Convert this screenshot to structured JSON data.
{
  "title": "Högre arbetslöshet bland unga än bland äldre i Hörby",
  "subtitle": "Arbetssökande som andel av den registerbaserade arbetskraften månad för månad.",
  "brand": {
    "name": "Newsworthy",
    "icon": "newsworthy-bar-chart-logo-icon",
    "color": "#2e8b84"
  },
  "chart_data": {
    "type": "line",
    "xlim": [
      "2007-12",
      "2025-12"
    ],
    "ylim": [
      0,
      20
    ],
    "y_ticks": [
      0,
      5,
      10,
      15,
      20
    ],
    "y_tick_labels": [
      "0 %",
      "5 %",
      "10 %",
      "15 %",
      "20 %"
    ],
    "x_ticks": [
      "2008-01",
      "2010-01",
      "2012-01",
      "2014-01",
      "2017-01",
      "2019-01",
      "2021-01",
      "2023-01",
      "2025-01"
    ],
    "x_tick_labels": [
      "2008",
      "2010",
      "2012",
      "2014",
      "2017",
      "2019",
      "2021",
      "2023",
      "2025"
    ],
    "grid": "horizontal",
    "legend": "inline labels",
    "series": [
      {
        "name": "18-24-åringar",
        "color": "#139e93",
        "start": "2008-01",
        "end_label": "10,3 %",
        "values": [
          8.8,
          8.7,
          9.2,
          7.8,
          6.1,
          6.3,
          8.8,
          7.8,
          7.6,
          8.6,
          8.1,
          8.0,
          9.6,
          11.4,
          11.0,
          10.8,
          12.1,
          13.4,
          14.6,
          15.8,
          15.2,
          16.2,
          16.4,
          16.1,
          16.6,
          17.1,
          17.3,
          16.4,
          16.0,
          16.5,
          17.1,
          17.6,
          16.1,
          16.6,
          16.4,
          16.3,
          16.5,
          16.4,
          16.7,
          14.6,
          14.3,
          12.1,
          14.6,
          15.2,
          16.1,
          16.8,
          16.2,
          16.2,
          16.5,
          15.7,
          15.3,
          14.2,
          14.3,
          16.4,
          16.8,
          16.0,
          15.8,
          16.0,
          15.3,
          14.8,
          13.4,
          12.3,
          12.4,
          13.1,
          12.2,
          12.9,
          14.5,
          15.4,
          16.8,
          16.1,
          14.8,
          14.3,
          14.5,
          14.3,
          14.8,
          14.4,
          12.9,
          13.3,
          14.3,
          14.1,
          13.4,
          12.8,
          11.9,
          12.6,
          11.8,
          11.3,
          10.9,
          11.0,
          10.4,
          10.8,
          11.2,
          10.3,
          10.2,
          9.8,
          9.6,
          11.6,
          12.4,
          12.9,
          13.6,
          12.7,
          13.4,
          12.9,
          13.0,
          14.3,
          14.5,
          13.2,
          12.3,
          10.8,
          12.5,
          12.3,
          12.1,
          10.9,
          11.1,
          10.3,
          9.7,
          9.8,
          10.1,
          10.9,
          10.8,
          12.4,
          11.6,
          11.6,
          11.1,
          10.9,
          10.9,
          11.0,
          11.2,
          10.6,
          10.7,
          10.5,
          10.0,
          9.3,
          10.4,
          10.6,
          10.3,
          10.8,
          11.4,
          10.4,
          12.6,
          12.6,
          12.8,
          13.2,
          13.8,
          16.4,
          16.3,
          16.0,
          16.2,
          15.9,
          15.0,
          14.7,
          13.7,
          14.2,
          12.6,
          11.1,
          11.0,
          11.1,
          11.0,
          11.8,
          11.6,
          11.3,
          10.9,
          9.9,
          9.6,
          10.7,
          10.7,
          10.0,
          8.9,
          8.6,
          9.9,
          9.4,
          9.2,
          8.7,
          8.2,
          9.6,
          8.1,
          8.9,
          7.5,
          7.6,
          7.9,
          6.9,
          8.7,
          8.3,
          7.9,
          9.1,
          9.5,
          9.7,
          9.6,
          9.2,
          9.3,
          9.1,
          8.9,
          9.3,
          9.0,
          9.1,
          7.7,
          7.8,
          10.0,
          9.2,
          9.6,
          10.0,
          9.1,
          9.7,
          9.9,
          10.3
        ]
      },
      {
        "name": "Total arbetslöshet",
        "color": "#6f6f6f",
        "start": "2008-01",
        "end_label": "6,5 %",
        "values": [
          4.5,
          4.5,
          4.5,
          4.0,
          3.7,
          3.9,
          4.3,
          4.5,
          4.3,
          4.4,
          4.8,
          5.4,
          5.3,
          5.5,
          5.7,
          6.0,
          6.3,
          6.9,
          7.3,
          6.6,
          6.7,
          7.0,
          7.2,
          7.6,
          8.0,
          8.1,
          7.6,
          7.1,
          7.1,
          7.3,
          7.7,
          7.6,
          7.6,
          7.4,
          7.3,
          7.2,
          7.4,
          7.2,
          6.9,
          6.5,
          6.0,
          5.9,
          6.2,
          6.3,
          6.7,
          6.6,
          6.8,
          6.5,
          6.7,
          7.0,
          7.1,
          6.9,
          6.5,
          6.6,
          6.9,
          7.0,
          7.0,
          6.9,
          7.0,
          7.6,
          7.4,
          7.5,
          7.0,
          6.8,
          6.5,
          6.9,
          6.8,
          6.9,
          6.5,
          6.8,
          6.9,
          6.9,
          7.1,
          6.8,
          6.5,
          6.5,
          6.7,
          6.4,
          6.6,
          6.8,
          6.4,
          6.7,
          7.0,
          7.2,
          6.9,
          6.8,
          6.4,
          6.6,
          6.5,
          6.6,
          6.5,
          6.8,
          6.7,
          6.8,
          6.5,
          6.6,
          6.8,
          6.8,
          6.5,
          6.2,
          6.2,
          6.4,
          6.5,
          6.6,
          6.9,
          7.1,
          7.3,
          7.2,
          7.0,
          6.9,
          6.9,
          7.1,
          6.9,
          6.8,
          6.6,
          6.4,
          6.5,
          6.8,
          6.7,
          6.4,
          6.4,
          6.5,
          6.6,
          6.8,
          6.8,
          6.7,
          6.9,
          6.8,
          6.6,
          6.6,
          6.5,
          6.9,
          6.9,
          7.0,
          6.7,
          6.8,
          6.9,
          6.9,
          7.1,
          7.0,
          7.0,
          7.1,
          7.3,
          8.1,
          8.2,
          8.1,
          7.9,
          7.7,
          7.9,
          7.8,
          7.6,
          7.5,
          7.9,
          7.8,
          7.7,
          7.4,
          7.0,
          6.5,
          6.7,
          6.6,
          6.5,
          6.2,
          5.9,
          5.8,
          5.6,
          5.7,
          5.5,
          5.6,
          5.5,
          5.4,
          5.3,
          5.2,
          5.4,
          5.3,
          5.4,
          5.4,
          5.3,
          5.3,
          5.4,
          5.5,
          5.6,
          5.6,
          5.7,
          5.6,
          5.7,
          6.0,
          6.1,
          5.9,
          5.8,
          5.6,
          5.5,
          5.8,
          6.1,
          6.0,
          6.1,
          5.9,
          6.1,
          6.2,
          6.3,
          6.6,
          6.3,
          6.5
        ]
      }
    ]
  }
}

(DESCRIPTION OF THE TASK): Select from the material above each line in which the string "color" appears, and list those lines.

(RESULT FOR THIS EXERCISE):
    "color": "#2e8b84"
        "color": "#139e93",
        "color": "#6f6f6f",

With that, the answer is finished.